**Tarefas a resolver**
(A) Cite o trecho da crónica sobre os Pokémons desde "Conheci-os cedo, pelas" até "realidade? Para quê?", inclusive.
(B) Reproduza sem qualquer alteração as linhas dos registos, desde o início até à linha que contém "catalog-number: 697 <box>331", inclusive.

**Texto de leitura**

==================================================

10 de agosto de 2016

Antonieta Garcia
POKÉMONS? ATÉ PREFIRO AS NHANHAS!

Lá vem o tempo da infância que tem muito que contar. Basta parafrasear este começo da “Nau Catrineta” e solta-se um nunca acabar de histórias sobre temas… tais e tantos, que edificamos um enredo de uma tapeçaria inacabável, infinita de tempos e personagens.
Neste verão, no âmbito de patranhas e lérias, ganharam os Pokémons pela caça que movimenta mais criaturas do que, creio, seria expectável. Porquê?
Conheci-os cedo, pelas mãos de um neto; quis interessar-me; mas as propostas de jogo com umas cartas com as figuras dos “monstrinhos de bolso”, cada uma com uma valia que só ele sabia… desisti. Aprendi que havia os bons, os maus e os outros. Alguns tinham umas feições que até nem eram antipáticas, mas os nomes eram tantos, tantos, tantos… e a multiplicar-se tão desalmadamente que só decorei o Pikachú, engraçadito e ternurento. Pelos sons que ouvia, fesche- fechi-fesssche, com os bonecos em cima da mesa, soube de batalhas planeadas em que o mais forte vencia “aquele”… e precisava de conquistar outro para derrotar o “qualquer-coisa”…
A jogos, bonecos, filmes, cartas… seguiu-se a caça. E aí voltei aos Pokémons go. Caçar o quê? Aqueles bonecos virtuais, ainda que, forçosamente, inspirados na realidade? Para quê?

==================================================

**Dados do exercício**

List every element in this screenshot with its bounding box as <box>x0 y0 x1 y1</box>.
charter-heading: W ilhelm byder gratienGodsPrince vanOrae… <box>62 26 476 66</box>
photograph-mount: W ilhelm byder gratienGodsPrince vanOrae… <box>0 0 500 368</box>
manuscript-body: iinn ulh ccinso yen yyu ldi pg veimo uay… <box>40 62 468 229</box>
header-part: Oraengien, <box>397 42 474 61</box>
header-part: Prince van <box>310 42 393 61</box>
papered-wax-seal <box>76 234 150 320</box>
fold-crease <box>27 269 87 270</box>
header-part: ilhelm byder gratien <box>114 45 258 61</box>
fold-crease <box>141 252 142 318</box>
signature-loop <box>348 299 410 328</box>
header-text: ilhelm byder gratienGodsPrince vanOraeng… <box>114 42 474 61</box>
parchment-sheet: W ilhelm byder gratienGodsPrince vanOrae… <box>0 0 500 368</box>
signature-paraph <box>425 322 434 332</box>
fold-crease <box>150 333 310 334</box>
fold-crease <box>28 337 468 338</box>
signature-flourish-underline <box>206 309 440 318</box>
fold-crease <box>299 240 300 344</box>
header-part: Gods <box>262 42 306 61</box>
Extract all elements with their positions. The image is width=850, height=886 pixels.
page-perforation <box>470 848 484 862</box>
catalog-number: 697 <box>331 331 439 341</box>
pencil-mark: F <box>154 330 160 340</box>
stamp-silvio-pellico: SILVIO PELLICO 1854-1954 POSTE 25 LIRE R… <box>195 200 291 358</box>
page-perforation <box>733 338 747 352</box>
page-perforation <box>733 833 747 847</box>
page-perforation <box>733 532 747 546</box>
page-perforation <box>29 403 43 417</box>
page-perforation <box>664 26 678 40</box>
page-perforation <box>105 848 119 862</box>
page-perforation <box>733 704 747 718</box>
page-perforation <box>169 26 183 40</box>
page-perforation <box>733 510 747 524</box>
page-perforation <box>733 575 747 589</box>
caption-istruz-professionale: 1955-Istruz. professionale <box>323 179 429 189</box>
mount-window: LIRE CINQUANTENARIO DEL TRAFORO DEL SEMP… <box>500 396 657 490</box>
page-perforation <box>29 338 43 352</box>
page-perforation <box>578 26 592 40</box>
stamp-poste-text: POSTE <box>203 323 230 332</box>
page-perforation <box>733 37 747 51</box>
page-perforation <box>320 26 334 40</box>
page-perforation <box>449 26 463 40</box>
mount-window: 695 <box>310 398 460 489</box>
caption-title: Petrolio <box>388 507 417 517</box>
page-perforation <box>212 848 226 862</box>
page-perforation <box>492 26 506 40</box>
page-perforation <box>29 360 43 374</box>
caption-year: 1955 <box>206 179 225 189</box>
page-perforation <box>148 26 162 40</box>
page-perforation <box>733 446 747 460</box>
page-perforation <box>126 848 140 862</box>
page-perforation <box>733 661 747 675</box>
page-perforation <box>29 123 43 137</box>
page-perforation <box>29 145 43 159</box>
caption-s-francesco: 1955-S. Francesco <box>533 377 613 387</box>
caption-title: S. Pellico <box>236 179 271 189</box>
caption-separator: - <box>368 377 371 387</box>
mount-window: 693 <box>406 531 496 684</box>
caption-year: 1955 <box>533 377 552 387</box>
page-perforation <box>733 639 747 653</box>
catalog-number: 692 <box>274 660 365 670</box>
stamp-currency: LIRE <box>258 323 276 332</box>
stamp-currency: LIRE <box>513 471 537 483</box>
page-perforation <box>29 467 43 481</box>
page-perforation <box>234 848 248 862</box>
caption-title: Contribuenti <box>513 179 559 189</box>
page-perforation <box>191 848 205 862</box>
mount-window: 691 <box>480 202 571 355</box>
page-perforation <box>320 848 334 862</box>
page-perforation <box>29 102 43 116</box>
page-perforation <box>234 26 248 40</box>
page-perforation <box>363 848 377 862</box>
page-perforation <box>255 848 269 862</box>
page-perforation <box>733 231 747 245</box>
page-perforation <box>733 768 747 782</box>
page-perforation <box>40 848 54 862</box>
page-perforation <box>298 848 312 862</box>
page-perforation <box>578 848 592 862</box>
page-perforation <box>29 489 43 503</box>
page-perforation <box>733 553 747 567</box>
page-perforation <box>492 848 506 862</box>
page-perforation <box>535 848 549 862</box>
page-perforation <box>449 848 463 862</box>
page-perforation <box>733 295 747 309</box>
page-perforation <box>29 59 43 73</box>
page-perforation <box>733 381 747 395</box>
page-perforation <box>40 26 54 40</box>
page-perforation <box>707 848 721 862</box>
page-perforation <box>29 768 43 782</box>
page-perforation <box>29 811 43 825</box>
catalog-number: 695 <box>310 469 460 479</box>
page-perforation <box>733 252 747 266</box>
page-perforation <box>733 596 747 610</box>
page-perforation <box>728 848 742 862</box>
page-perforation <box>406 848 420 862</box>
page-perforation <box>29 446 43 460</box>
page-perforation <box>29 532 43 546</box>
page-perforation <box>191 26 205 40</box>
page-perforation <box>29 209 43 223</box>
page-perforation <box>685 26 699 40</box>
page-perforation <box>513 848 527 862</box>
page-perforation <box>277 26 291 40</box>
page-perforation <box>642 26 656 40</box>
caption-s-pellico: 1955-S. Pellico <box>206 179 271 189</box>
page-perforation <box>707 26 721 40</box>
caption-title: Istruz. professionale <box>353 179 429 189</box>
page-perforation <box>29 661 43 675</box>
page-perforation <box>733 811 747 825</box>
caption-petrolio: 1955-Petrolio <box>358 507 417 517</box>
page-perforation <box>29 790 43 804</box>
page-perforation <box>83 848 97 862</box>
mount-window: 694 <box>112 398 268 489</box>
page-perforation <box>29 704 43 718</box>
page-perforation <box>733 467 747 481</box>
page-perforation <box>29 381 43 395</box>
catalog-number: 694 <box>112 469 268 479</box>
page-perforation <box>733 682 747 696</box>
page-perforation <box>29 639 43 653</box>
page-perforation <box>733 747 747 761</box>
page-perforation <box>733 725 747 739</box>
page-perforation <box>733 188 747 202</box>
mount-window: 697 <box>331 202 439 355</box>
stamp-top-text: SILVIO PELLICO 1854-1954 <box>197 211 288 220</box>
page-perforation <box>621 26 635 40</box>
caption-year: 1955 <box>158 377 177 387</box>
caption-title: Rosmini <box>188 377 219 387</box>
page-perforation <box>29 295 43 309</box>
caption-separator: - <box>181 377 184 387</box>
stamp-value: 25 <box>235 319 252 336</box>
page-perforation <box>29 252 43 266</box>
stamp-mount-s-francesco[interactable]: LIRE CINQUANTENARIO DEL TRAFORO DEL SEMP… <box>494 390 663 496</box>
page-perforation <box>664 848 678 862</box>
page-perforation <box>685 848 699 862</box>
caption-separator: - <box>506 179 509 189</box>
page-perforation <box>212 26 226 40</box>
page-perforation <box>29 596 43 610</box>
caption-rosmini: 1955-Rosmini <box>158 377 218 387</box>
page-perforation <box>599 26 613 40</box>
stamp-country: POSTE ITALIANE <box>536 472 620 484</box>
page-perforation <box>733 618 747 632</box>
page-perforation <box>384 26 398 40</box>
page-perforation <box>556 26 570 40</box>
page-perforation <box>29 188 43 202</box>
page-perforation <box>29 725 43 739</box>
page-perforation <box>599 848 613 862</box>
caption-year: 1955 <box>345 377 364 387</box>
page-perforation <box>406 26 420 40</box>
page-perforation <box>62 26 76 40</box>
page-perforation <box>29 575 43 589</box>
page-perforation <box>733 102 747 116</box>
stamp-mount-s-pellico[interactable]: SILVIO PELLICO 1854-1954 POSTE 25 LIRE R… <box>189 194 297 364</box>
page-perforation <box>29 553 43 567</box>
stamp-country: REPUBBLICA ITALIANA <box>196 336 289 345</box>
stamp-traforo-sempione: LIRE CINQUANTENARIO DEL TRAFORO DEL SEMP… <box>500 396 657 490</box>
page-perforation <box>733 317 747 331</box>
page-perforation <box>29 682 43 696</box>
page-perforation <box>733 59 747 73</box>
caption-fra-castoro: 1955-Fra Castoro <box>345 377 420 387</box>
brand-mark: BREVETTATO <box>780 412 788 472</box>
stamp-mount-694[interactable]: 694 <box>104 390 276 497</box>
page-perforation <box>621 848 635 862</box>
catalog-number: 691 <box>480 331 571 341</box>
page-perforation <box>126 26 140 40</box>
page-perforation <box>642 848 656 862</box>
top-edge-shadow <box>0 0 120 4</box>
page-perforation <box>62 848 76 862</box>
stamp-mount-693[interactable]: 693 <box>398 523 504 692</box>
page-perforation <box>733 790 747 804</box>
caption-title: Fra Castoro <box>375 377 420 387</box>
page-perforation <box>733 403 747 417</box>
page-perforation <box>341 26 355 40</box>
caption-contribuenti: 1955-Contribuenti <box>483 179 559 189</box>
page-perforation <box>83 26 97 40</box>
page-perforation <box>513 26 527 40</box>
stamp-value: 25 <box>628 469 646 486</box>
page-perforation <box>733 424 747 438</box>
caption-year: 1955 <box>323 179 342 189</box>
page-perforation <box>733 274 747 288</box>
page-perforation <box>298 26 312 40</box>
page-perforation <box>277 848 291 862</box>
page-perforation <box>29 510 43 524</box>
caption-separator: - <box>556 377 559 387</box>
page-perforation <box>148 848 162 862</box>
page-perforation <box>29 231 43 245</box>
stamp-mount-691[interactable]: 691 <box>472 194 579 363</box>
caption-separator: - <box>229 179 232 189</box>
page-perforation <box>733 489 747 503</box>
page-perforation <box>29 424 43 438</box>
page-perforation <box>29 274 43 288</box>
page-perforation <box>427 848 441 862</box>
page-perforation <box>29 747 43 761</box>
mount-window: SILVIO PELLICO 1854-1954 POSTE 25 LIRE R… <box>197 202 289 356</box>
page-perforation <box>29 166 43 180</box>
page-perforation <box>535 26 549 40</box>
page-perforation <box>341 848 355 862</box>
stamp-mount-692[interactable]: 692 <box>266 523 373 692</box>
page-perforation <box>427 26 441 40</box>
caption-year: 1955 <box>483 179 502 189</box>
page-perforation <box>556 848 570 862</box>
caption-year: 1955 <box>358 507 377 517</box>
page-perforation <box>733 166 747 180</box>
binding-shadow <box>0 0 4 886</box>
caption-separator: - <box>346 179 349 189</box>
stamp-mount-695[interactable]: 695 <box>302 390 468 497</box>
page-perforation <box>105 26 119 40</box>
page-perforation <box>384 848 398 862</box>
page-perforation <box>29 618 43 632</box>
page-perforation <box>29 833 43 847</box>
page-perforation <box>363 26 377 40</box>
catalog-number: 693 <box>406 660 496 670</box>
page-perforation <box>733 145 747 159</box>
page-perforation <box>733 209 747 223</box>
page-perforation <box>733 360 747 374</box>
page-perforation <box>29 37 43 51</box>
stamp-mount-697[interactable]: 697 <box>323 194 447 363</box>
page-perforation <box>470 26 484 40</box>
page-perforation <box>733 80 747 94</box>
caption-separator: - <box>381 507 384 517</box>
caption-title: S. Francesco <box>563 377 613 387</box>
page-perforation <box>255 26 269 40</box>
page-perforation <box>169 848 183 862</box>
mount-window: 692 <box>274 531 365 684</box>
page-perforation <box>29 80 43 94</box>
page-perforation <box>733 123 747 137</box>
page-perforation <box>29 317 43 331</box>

==================================================

**Resultados do exercício**
(A)
Conheci-os cedo, pelas mãos de um neto; quis interessar-me; mas as propostas de jogo com umas cartas com as figuras dos “monstrinhos de bolso”, cada uma com uma valia que só ele sabia… desisti. Aprendi que havia os bons, os maus e os outros. Alguns tinham umas feições que até nem eram antipáticas, mas os nomes eram tantos, tantos, tantos… e a multiplicar-se tão desalmadamente que só decorei o Pikachú, engraçadito e ternurento. Pelos sons que ouvia, fesche- fechi-fesssche, com os bonecos em cima da mesa, soube de batalhas planeadas em que o mais forte vencia “aquele”… e precisava de conquistar outro para derrotar o “qualquer-coisa”…
A jogos, bonecos, filmes, cartas… seguiu-se a caça. E aí voltei aos Pokémons go. Caçar o quê? Aqueles bonecos virtuais, ainda que, forçosamente, inspirados na realidade? Para quê?

(B)
List every element in this screenshot with its bounding box as <box>x0 y0 x1 y1</box>.
charter-heading: W ilhelm byder gratienGodsPrince vanOrae… <box>62 26 476 66</box>
photograph-mount: W ilhelm byder gratienGodsPrince vanOrae… <box>0 0 500 368</box>
manuscript-body: iinn ulh ccinso yen yyu ldi pg veimo uay… <box>40 62 468 229</box>
header-part: Oraengien, <box>397 42 474 61</box>
header-part: Prince van <box>310 42 393 61</box>
papered-wax-seal <box>76 234 150 320</box>
fold-crease <box>27 269 87 270</box>
header-part: ilhelm byder gratien <box>114 45 258 61</box>
fold-crease <box>141 252 142 318</box>
signature-loop <box>348 299 410 328</box>
header-text: ilhelm byder gratienGodsPrince vanOraeng… <box>114 42 474 61</box>
parchment-sheet: W ilhelm byder gratienGodsPrince vanOrae… <box>0 0 500 368</box>
signature-paraph <box>425 322 434 332</box>
fold-crease <box>150 333 310 334</box>
fold-crease <box>28 337 468 338</box>
signature-flourish-underline <box>206 309 440 318</box>
fold-crease <box>299 240 300 344</box>
header-part: Gods <box>262 42 306 61</box>
Extract all elements with their positions. The image is width=850, height=886 pixels.
page-perforation <box>470 848 484 862</box>
catalog-number: 697 <box>331 331 439 341</box>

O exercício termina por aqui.